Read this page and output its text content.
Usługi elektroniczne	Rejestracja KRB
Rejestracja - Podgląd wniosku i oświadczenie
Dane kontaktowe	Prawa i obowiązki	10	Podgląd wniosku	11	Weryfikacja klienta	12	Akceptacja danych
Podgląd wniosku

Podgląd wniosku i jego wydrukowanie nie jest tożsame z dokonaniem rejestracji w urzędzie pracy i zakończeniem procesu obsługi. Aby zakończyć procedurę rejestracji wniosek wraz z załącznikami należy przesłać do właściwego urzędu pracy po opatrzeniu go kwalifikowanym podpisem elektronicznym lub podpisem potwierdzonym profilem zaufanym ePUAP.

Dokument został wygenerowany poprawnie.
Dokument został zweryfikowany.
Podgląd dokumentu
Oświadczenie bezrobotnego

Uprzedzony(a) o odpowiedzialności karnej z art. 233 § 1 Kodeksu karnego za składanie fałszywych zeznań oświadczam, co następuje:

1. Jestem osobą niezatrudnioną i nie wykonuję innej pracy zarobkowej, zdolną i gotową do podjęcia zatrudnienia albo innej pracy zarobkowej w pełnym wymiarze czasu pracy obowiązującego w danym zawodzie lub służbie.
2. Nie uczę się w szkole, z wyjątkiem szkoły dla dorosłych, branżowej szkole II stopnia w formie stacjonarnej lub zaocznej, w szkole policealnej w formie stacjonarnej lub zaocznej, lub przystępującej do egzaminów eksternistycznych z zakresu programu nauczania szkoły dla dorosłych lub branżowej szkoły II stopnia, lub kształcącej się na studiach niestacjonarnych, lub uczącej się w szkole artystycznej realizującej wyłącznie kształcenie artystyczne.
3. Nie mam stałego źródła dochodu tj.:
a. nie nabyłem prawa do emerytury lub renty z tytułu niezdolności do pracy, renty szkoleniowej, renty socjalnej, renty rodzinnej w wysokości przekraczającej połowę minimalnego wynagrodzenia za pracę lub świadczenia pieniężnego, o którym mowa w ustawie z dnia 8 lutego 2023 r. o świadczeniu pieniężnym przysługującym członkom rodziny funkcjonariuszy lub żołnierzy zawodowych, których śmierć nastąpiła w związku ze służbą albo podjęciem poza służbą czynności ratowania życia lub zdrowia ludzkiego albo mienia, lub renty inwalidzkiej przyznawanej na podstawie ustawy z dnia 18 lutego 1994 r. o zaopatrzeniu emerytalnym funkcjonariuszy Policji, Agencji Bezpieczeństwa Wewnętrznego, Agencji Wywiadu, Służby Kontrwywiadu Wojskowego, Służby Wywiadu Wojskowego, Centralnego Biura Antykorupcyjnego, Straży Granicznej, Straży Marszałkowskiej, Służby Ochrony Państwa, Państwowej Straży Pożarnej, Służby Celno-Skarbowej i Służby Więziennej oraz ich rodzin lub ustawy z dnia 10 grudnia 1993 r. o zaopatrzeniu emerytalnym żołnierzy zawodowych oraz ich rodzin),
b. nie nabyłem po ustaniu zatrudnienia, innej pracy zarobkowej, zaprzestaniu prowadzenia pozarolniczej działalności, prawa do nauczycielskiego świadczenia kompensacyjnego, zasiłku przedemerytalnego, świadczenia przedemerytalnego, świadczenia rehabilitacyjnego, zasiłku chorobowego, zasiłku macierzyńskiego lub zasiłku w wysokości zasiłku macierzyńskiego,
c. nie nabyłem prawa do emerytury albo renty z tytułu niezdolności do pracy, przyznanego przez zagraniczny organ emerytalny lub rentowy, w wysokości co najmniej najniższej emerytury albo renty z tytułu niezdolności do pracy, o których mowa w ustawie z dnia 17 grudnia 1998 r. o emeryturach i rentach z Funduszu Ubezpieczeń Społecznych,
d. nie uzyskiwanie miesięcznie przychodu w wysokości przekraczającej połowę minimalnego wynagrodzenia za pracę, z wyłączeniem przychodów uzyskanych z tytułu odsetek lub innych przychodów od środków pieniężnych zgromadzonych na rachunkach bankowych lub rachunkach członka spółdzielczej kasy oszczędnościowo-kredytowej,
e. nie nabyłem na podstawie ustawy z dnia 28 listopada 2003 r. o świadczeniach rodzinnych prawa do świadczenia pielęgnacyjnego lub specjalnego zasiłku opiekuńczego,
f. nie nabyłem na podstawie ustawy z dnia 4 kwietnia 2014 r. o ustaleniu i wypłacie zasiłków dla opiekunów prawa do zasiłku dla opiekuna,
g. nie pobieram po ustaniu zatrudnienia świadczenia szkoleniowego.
==*==
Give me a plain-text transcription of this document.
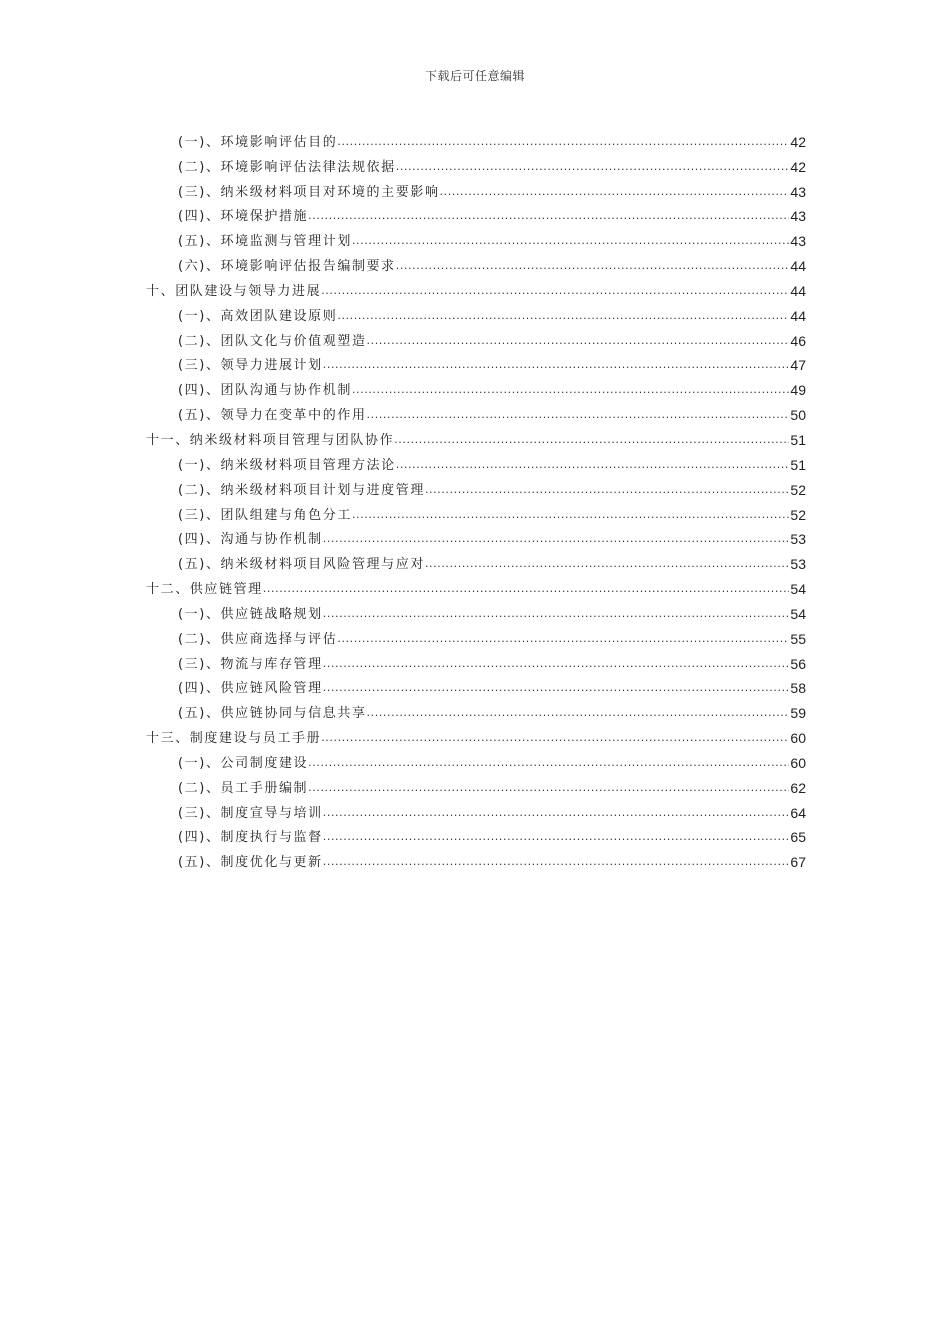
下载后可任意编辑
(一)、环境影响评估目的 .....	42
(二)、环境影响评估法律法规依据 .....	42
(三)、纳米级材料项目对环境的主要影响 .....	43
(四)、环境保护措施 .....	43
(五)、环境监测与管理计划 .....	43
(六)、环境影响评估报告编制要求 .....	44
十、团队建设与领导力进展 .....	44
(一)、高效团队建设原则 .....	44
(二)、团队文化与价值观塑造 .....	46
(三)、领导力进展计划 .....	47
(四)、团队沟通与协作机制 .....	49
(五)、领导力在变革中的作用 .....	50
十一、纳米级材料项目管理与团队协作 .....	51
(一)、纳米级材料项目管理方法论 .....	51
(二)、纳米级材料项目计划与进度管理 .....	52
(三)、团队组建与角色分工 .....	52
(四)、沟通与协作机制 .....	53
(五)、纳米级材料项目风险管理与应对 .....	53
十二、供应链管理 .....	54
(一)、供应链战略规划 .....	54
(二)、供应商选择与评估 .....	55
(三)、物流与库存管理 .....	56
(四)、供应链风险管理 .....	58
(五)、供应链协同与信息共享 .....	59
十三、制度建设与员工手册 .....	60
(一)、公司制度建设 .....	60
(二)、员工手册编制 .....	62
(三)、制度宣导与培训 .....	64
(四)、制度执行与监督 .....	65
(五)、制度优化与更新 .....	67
==*==
• [GIVEN EXERCISE] Identify each line in the records above containing the word "ustawie"; copy those lines.

• [RESPONSE]
a. nie nabyłem prawa do emerytury lub renty z tytułu niezdolności do pracy, renty szkoleniowej, renty socjalnej, renty rodzinnej w wysokości przekraczającej połowę minimalnego wynagrodzenia za pracę lub świadczenia pieniężnego, o którym mowa w ustawie z dnia 8 lutego 2023 r. o świadczeniu pieniężnym przysługującym członkom rodziny funkcjonariuszy lub żołnierzy zawodowych, których śmierć nastąpiła w związku ze służbą albo podjęciem poza służbą czynności ratowania życia lub zdrowia ludzkiego albo mienia, lub renty inwalidzkiej przyznawanej na podstawie ustawy z dnia 18 lutego 1994 r. o zaopatrzeniu emerytalnym funkcjonariuszy Policji, Agencji Bezpieczeństwa Wewnętrznego, Agencji Wywiadu, Służby Kontrwywiadu Wojskowego, Służby Wywiadu Wojskowego, Centralnego Biura Antykorupcyjnego, Straży Granicznej, Straży Marszałkowskiej, Służby Ochrony Państwa, Państwowej Straży Pożarnej, Służby Celno-Skarbowej i Służby Więziennej oraz ich rodzin lub ustawy z dnia 10 grudnia 1993 r. o zaopatrzeniu emerytalnym żołnierzy zawodowych oraz ich rodzin),
c. nie nabyłem prawa do emerytury albo renty z tytułu niezdolności do pracy, przyznanego przez zagraniczny organ emerytalny lub rentowy, w wysokości co najmniej najniższej emerytury albo renty z tytułu niezdolności do pracy, o których mowa w ustawie z dnia 17 grudnia 1998 r. o emeryturach i rentach z Funduszu Ubezpieczeń Społecznych,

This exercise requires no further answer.